#### SET EXERCISE:
Find how many lines contain the word "JSON" and state that number alone.
## start
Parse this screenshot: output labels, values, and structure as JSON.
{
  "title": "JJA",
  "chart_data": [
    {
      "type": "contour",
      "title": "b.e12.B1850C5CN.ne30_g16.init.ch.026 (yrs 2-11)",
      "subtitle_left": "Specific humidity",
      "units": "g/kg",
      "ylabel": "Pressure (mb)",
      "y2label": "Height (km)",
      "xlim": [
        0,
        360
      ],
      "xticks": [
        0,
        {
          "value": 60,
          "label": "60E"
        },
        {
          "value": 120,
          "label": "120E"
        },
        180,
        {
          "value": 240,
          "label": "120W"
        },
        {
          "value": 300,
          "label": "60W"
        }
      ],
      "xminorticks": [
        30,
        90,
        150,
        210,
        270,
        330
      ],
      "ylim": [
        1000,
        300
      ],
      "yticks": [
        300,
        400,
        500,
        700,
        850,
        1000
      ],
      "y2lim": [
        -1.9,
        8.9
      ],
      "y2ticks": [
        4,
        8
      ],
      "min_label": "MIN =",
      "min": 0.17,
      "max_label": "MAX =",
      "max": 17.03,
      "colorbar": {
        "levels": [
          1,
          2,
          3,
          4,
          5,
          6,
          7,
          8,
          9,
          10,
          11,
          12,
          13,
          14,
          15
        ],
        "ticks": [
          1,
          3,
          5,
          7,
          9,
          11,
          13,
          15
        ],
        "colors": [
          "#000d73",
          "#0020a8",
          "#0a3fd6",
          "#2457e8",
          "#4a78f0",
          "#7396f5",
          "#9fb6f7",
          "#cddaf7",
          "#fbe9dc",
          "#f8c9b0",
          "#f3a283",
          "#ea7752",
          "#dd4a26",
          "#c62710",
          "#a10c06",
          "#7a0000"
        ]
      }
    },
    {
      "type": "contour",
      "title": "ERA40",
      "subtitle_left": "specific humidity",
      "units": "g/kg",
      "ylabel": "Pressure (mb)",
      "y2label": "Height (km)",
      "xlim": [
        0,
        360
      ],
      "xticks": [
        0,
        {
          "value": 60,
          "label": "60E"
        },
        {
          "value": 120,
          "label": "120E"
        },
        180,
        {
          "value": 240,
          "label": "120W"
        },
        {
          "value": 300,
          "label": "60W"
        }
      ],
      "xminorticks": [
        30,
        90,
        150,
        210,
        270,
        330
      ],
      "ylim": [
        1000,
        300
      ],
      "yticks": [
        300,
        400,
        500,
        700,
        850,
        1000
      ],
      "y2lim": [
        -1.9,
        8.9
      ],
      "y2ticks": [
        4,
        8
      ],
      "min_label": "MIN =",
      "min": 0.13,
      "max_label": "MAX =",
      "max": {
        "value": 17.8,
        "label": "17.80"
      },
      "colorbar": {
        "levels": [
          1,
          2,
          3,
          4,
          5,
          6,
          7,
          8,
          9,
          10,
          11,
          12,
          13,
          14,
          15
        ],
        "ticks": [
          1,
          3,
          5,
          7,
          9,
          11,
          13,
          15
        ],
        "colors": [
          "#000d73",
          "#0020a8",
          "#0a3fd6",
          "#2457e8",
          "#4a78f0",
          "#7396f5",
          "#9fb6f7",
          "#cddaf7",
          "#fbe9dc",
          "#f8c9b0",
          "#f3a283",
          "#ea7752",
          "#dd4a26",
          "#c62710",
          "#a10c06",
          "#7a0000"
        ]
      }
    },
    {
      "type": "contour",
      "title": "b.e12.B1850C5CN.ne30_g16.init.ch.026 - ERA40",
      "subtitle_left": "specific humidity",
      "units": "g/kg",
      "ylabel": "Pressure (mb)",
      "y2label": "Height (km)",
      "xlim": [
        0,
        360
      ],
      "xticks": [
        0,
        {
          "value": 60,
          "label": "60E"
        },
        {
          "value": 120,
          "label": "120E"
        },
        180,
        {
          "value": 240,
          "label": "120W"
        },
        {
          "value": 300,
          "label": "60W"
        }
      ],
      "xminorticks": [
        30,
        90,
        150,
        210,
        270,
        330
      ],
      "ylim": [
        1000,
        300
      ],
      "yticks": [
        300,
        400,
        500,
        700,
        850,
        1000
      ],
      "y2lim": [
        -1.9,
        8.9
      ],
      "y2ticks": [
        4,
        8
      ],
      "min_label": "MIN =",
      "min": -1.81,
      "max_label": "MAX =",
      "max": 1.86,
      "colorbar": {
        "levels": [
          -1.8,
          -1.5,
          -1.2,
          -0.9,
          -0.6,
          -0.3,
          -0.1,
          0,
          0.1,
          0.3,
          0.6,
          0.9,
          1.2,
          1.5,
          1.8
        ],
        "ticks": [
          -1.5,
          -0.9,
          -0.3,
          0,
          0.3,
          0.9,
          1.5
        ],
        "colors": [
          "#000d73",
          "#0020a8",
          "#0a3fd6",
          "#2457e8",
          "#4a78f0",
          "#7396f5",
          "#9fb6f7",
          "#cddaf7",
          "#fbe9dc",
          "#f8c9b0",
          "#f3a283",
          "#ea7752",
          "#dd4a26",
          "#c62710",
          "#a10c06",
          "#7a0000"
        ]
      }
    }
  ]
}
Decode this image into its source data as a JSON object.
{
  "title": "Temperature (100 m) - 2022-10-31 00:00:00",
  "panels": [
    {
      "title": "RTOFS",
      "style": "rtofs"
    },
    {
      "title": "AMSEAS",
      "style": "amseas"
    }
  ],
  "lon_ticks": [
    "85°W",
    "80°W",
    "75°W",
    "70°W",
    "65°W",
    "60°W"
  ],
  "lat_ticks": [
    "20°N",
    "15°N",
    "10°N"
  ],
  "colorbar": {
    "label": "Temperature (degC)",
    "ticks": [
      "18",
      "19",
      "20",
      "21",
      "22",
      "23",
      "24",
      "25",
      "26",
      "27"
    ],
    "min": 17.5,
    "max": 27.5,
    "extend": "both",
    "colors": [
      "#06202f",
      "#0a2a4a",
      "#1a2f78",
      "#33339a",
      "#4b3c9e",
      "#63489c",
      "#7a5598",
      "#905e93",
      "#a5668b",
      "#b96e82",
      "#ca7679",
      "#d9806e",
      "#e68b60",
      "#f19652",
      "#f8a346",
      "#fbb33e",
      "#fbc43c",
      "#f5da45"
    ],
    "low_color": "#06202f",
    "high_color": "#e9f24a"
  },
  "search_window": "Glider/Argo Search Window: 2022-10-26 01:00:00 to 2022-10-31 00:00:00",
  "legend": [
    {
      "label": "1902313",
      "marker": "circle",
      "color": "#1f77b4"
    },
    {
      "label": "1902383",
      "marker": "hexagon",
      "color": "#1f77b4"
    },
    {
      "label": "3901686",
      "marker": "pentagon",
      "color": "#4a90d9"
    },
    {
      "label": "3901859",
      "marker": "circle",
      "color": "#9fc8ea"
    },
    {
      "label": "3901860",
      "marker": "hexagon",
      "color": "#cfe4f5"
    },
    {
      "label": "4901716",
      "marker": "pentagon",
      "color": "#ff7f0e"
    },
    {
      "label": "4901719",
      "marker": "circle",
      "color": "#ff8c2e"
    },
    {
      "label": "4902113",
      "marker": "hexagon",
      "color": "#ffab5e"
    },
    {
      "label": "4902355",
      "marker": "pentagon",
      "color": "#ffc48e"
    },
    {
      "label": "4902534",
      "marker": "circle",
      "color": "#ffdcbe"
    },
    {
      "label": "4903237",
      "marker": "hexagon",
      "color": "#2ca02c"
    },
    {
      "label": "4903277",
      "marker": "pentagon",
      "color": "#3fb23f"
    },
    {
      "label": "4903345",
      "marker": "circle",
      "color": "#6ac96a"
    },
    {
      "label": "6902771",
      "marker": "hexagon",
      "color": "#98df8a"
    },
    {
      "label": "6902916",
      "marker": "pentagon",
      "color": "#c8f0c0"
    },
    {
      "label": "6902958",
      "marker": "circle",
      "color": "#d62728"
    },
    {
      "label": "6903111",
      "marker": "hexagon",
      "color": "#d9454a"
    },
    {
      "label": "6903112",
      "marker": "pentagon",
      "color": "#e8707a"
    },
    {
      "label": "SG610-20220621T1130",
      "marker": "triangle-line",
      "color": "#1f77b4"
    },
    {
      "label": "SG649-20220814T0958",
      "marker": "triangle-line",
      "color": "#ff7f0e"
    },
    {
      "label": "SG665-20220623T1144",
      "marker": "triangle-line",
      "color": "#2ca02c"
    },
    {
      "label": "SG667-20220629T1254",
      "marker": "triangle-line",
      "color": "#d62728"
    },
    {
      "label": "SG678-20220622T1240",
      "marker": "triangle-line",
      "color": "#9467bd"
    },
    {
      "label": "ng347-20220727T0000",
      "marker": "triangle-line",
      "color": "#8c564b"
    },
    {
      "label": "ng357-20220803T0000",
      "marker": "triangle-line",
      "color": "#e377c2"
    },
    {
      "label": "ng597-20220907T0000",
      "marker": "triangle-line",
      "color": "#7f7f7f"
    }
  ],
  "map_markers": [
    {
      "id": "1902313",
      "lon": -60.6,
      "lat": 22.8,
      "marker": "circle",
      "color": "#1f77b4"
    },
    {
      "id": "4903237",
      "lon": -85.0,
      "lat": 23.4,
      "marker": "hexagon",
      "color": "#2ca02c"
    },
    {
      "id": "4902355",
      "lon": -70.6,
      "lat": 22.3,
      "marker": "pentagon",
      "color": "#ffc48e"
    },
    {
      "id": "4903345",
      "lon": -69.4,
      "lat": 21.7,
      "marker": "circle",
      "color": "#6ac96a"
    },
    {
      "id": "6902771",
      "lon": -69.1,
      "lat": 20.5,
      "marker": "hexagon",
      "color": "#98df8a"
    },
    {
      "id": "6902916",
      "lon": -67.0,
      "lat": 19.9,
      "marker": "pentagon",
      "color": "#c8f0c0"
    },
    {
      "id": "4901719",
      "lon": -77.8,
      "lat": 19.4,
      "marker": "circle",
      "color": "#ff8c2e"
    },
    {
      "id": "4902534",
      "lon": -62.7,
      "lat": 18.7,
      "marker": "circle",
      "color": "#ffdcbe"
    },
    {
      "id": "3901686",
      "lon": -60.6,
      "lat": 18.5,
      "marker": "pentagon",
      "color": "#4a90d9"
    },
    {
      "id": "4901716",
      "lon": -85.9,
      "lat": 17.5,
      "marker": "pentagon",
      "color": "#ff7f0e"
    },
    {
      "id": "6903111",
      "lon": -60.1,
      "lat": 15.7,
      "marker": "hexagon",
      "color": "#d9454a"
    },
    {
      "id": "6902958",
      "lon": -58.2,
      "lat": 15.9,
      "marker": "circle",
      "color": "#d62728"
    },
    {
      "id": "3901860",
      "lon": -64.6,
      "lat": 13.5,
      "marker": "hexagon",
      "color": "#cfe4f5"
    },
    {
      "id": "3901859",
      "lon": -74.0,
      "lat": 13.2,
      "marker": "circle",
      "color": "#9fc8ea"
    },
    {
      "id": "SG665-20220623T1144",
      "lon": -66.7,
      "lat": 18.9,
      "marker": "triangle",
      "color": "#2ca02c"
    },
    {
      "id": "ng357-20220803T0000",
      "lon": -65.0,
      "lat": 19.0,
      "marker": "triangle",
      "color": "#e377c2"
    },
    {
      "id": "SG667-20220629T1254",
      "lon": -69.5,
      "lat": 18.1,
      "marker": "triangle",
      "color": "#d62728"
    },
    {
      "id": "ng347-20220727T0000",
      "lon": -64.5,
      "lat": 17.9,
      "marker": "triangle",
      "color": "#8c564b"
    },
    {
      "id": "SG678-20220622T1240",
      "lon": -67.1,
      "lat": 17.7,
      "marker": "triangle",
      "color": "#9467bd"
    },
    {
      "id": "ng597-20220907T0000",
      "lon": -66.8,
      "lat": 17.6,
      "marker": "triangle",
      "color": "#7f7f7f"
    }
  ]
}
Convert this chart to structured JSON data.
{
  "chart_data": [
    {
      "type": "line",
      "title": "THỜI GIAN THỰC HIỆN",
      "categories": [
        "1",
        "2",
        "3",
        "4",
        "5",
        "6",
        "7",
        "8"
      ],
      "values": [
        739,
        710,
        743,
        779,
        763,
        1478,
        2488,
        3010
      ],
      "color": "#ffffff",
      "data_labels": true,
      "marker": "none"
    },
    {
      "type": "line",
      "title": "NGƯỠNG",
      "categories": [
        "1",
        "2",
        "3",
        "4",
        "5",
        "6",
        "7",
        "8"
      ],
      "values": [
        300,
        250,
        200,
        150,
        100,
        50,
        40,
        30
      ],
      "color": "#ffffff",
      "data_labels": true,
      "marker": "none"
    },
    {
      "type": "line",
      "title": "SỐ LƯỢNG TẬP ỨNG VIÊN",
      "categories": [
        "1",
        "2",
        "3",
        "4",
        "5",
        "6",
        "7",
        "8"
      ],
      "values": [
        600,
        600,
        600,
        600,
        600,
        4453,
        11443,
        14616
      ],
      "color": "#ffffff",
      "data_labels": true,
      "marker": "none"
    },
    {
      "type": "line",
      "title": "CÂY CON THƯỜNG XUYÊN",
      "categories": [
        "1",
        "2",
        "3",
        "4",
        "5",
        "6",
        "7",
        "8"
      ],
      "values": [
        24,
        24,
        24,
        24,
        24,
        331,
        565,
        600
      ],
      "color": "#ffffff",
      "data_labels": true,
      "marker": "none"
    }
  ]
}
## end
#### EXERCISE ANSWER:
3